--- begin ---

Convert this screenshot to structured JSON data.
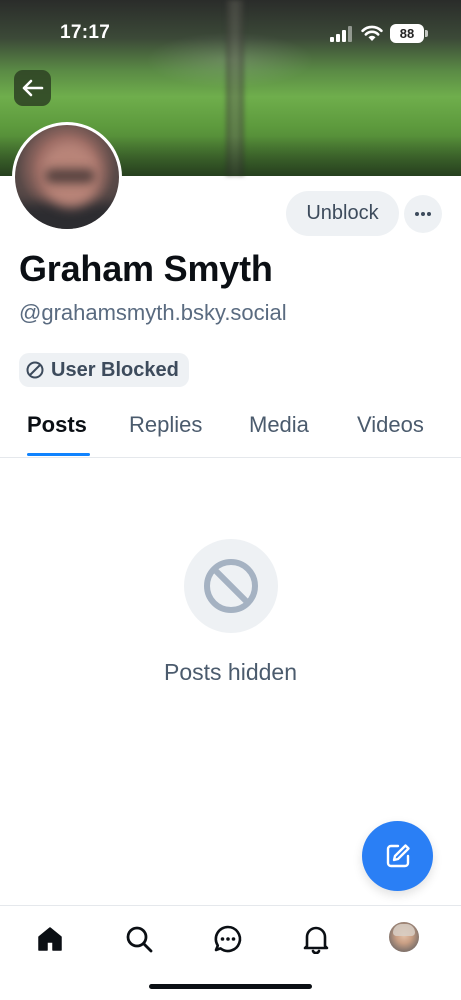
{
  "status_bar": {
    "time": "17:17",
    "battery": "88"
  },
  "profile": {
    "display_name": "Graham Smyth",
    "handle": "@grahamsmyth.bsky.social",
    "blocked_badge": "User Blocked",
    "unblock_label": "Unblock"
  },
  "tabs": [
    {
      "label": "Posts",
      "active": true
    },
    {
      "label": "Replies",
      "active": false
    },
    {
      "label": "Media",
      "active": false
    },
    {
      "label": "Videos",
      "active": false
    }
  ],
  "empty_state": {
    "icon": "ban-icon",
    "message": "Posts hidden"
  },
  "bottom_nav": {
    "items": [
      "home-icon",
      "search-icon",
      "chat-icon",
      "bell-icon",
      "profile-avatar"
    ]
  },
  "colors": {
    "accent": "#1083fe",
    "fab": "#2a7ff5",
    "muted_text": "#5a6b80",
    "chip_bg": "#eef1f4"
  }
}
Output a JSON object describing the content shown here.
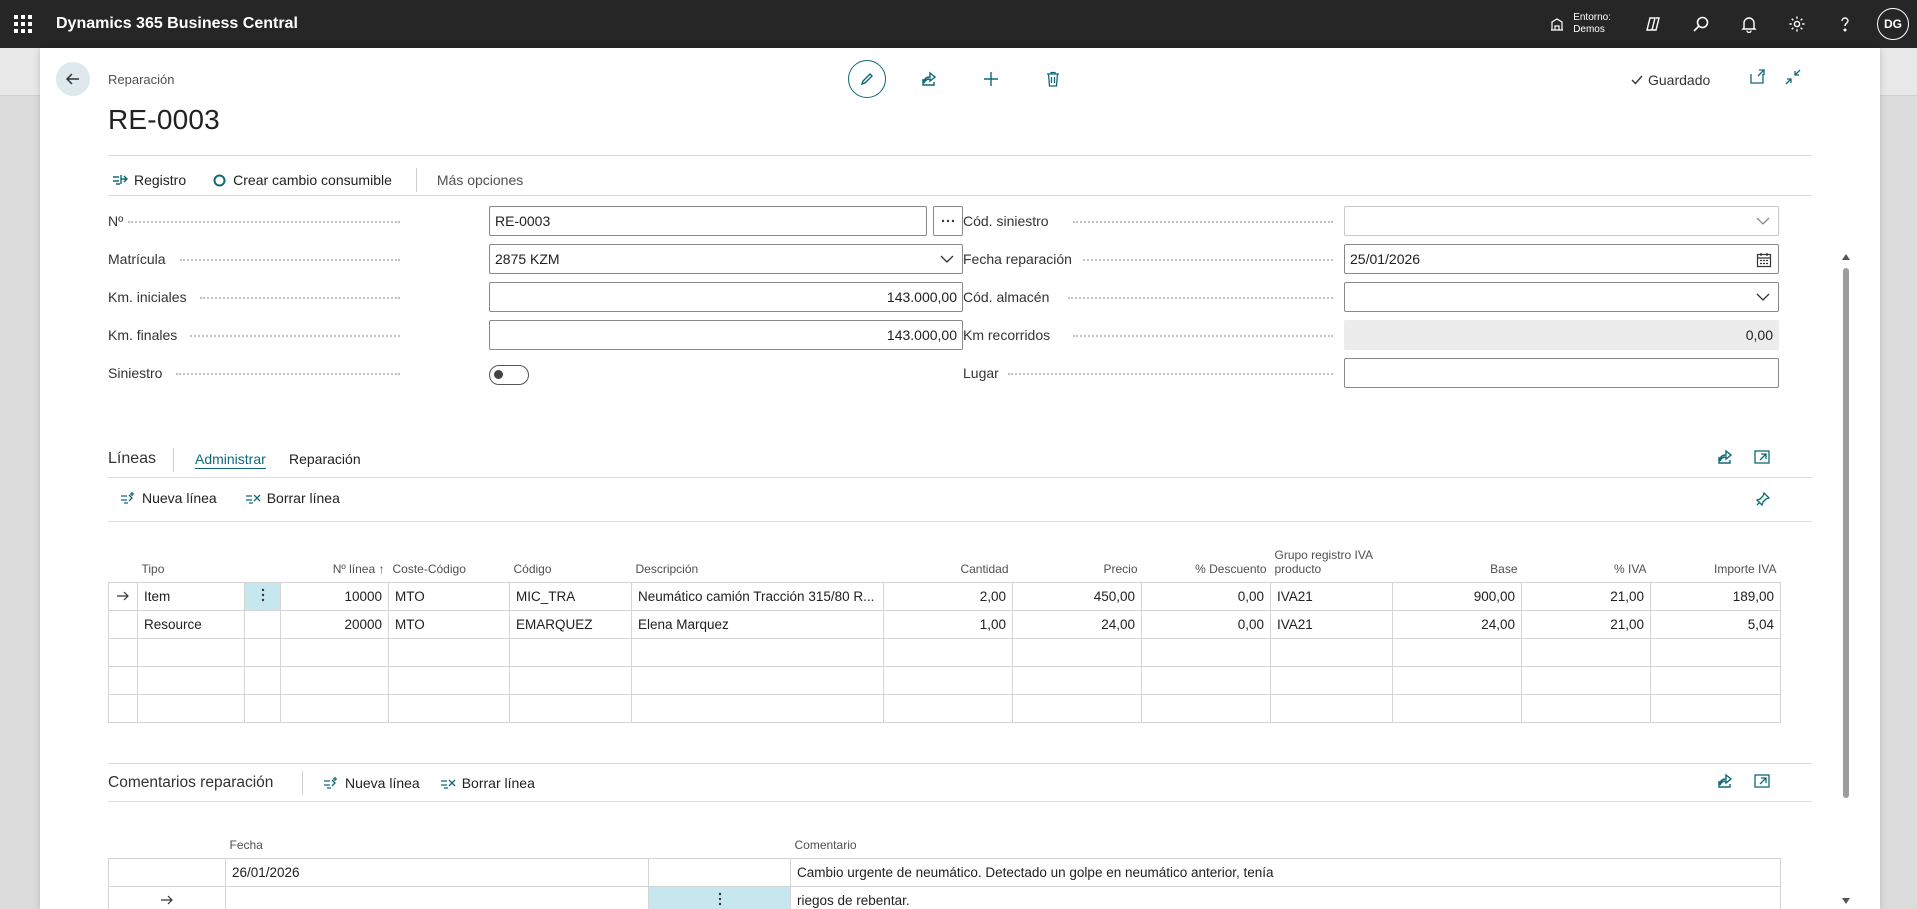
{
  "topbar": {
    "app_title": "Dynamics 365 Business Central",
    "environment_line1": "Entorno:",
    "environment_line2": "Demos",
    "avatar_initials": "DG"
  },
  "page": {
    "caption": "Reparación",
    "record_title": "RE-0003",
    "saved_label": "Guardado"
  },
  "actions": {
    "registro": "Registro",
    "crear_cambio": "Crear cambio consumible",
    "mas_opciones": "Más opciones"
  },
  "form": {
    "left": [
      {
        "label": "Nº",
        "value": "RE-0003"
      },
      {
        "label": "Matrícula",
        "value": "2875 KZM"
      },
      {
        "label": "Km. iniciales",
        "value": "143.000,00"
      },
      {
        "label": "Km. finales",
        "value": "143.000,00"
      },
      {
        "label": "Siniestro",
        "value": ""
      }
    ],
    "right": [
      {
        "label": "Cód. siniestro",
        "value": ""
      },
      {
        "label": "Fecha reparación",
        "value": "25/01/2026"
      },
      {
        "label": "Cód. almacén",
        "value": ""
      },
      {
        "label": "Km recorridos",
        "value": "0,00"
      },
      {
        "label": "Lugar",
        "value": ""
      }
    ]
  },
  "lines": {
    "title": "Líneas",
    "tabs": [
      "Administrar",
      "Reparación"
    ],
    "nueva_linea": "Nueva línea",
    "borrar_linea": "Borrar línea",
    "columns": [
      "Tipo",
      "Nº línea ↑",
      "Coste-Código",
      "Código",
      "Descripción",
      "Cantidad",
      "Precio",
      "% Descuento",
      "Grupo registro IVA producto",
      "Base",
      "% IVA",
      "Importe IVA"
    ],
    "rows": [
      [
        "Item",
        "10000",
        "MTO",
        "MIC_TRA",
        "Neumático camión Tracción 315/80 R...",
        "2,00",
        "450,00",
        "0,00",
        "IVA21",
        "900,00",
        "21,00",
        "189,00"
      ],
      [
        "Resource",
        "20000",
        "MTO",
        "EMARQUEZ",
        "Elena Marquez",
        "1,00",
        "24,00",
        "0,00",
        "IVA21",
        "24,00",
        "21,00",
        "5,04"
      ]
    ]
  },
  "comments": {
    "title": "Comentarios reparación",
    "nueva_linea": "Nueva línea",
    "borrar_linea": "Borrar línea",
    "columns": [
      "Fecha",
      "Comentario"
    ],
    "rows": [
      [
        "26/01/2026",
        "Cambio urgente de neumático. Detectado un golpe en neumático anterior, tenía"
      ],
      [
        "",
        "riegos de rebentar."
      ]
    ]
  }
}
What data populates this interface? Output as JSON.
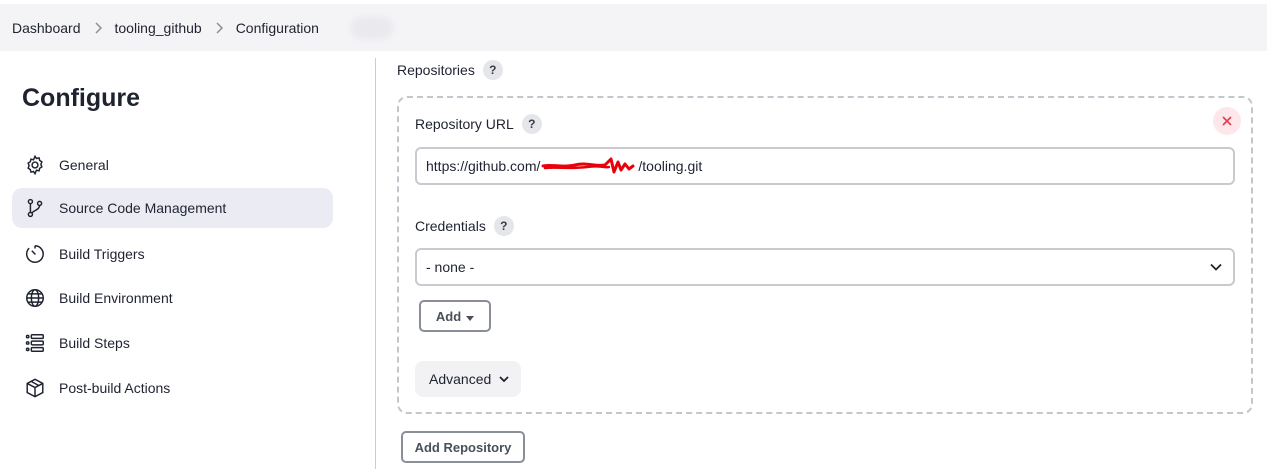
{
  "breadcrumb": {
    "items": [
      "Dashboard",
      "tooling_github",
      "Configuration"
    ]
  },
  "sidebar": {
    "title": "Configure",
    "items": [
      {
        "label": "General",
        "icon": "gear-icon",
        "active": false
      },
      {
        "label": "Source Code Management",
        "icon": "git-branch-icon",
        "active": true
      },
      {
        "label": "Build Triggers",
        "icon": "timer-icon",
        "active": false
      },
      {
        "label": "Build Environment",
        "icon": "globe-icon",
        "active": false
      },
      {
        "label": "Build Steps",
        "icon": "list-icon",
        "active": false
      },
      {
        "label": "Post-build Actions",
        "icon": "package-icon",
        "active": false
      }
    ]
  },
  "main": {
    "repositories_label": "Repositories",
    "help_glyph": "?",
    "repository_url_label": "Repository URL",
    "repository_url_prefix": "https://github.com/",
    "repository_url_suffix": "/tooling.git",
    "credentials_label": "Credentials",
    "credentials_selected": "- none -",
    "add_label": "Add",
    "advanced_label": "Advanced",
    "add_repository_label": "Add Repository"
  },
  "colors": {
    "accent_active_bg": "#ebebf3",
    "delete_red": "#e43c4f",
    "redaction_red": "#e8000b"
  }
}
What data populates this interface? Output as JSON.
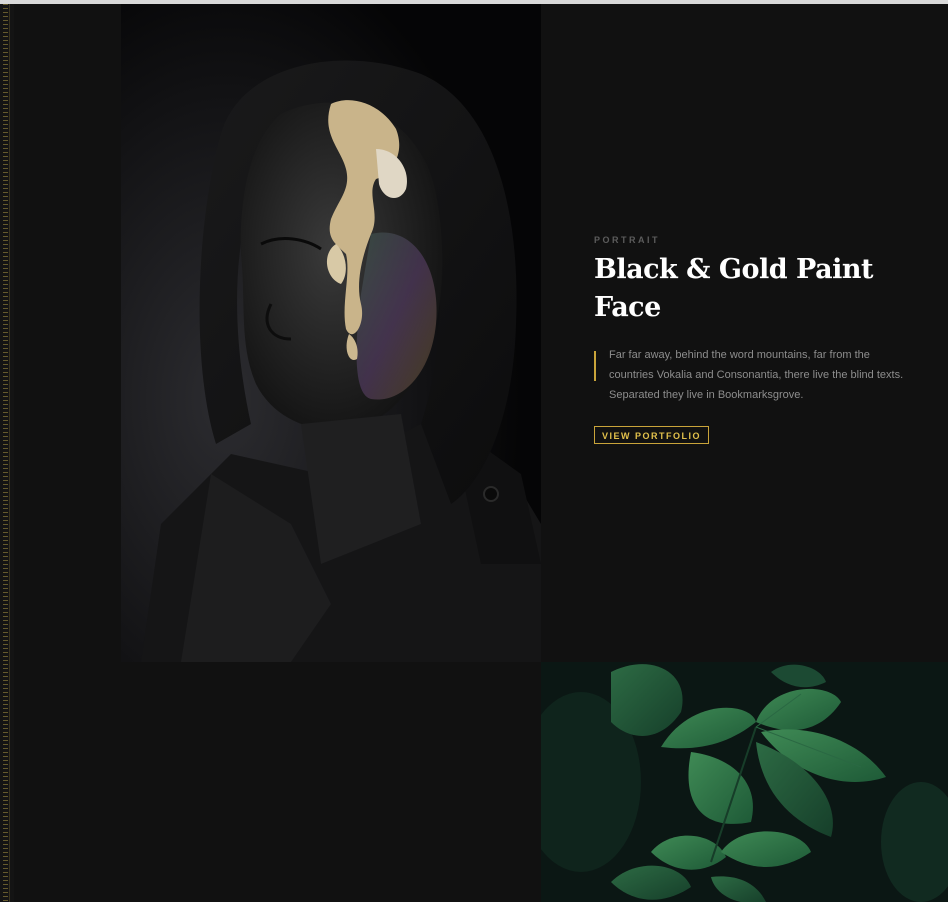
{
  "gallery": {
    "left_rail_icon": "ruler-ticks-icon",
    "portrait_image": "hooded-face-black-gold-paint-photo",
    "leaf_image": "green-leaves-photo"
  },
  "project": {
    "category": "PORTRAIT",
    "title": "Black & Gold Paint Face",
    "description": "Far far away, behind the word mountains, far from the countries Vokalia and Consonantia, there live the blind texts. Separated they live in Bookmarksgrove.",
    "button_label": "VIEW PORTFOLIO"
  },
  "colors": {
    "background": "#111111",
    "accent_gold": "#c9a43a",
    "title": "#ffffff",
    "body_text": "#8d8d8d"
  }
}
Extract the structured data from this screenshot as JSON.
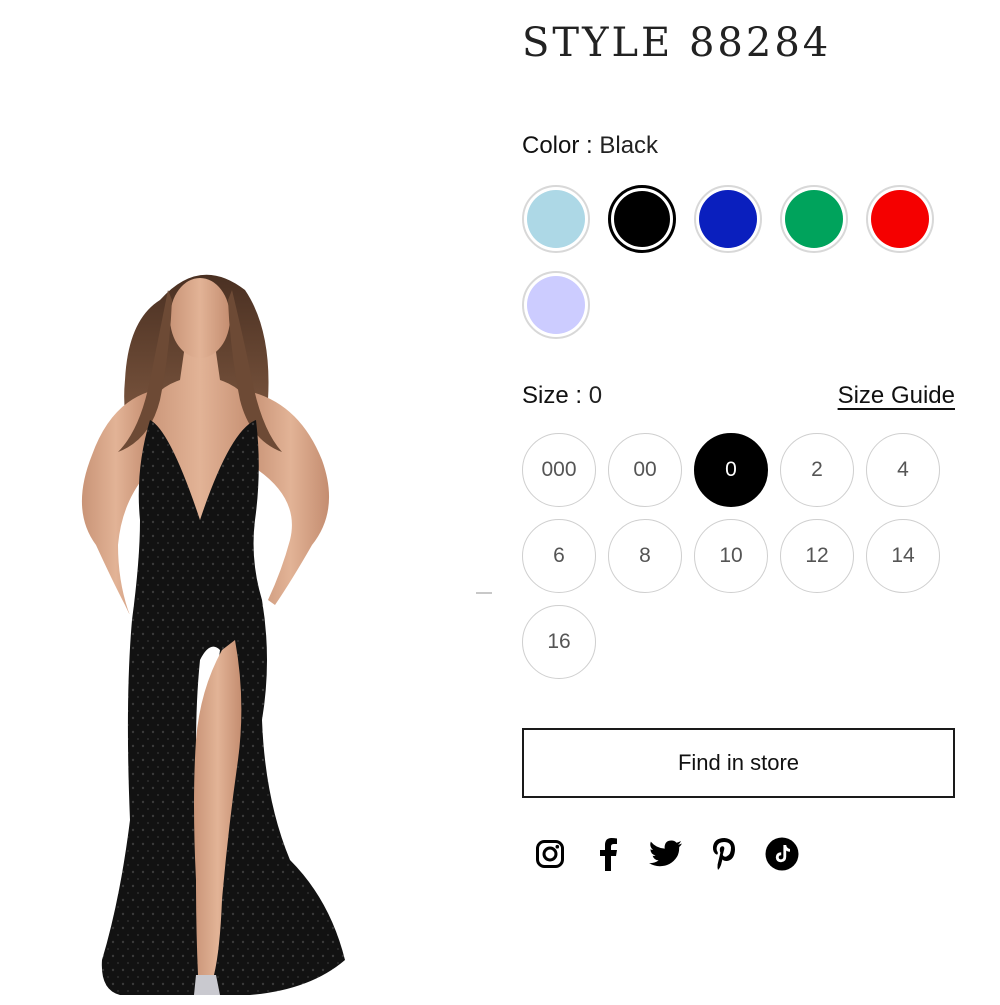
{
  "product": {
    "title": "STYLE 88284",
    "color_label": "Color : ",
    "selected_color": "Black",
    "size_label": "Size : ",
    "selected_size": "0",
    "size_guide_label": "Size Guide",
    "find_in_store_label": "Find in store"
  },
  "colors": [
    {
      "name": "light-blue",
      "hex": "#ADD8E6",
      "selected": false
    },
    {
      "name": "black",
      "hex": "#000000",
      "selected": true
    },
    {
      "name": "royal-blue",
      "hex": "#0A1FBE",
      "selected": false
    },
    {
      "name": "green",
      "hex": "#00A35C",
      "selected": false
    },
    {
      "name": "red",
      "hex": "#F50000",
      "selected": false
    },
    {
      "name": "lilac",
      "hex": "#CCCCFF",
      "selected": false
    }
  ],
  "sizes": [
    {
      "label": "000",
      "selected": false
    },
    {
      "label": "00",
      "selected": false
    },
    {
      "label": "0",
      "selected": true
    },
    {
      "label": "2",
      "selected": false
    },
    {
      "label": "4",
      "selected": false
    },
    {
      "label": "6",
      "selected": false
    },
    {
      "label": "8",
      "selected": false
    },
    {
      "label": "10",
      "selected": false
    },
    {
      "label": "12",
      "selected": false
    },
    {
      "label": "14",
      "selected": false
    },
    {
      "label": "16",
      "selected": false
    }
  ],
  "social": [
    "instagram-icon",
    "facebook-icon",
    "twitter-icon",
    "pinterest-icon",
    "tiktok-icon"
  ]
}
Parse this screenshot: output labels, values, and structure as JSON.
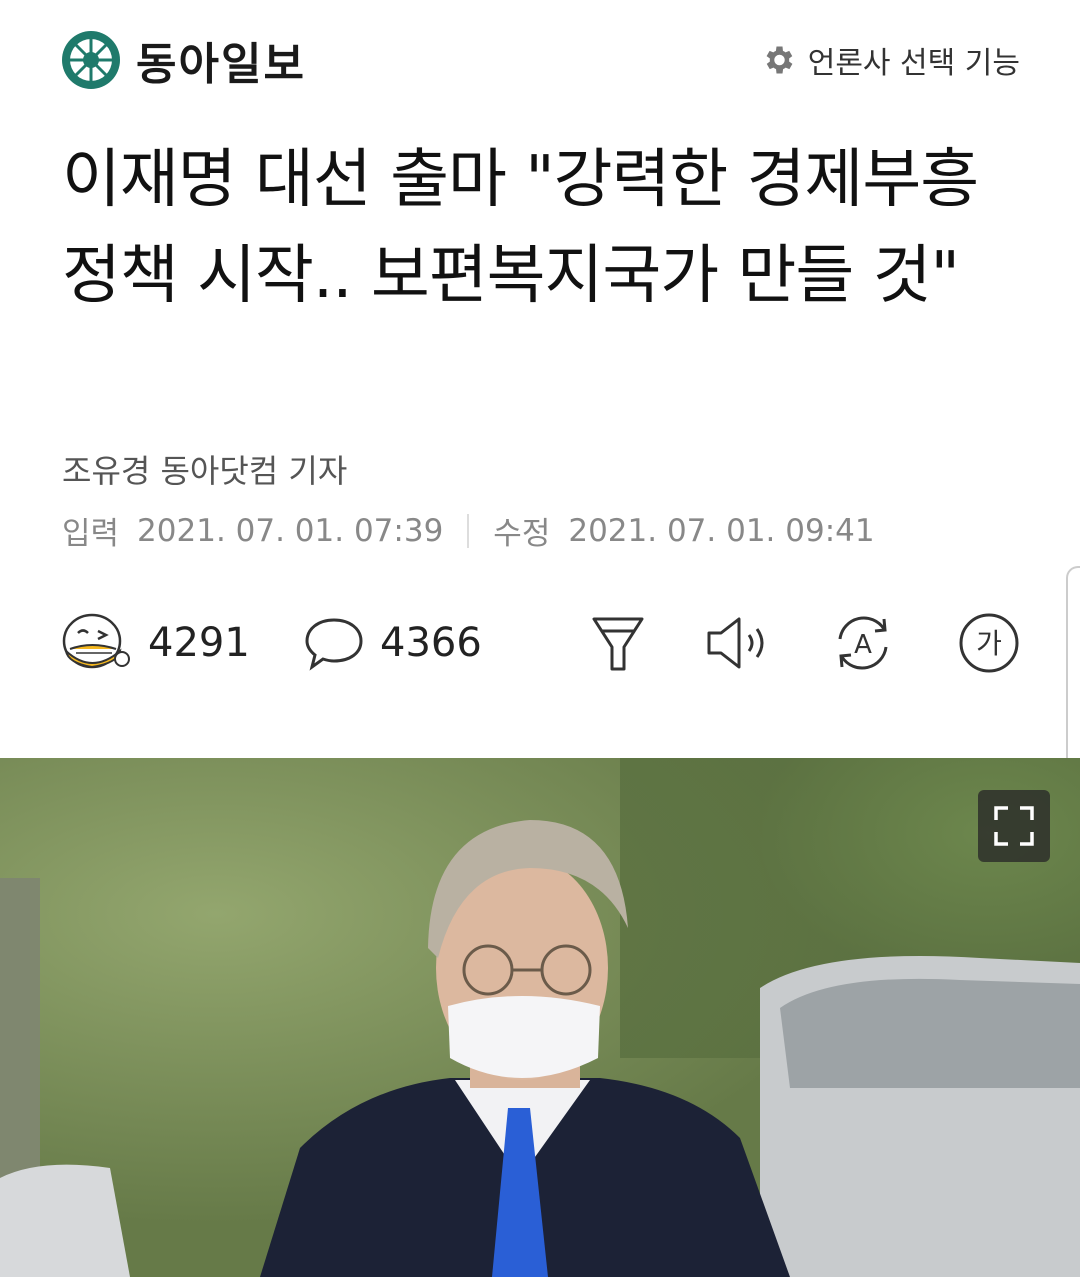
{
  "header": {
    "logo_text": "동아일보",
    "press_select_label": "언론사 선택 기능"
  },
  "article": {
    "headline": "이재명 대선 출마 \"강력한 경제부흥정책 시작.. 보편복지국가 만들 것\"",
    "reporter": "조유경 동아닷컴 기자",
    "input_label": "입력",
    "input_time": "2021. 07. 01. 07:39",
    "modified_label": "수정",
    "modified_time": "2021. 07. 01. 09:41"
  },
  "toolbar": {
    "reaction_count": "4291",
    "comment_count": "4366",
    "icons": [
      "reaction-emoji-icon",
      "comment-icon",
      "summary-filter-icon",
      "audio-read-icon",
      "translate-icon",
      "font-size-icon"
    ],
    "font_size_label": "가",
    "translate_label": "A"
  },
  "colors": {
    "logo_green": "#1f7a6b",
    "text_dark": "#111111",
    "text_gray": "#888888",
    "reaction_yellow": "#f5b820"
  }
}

--- end ---

▶ **Exercise**:
Count every line above that holds the string "JSON" and give the total, nothing more.

▶ **Exercise answer**:
6